Given data -
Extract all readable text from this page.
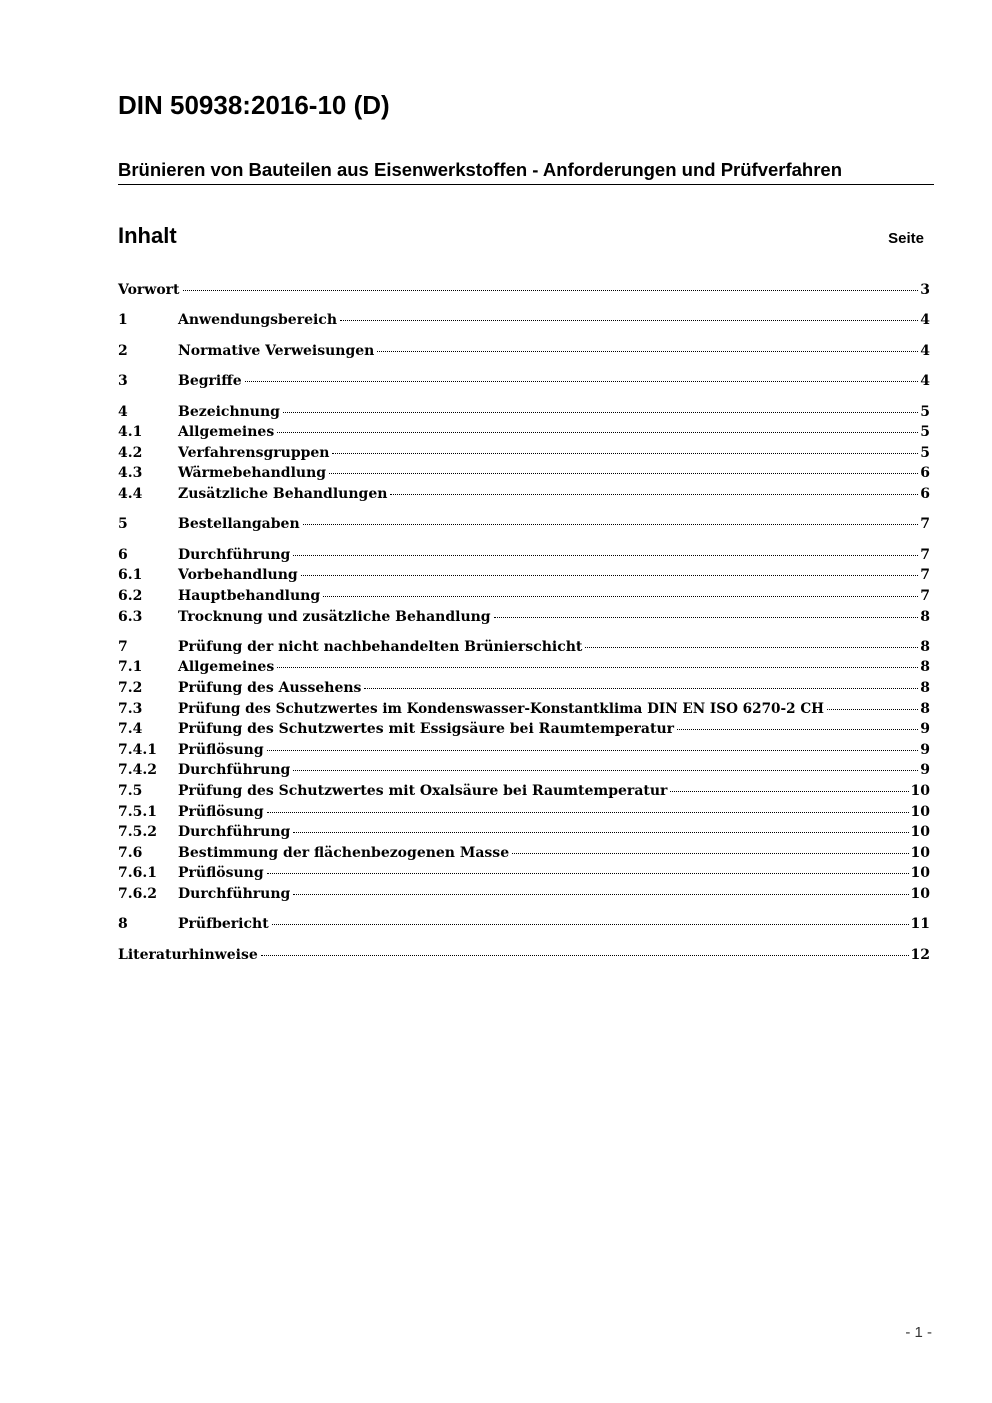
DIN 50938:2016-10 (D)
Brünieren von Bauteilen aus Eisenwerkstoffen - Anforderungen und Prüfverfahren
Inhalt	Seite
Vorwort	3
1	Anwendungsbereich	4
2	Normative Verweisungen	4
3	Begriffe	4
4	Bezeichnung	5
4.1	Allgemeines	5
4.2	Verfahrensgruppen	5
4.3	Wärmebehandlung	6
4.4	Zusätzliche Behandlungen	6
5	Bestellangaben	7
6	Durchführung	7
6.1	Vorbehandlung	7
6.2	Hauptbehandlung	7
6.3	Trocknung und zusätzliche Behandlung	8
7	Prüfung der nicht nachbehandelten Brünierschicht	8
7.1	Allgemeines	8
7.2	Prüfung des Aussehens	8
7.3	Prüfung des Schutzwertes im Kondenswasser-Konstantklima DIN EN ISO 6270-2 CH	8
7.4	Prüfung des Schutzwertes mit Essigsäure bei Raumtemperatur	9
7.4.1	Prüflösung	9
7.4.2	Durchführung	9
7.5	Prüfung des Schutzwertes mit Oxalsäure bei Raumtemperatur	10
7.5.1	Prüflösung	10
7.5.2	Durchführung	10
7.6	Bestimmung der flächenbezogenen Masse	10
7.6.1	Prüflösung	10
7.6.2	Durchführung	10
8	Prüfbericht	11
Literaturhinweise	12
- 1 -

What is being asked -
In the entries above, identify each line that includes the string "Schutzwertes", then copy it.

Reply -
7.3	Prüfung des Schutzwertes im Kondenswasser-Konstantklima DIN EN ISO 6270-2 CH	8
7.4	Prüfung des Schutzwertes mit Essigsäure bei Raumtemperatur	9
7.5	Prüfung des Schutzwertes mit Oxalsäure bei Raumtemperatur	10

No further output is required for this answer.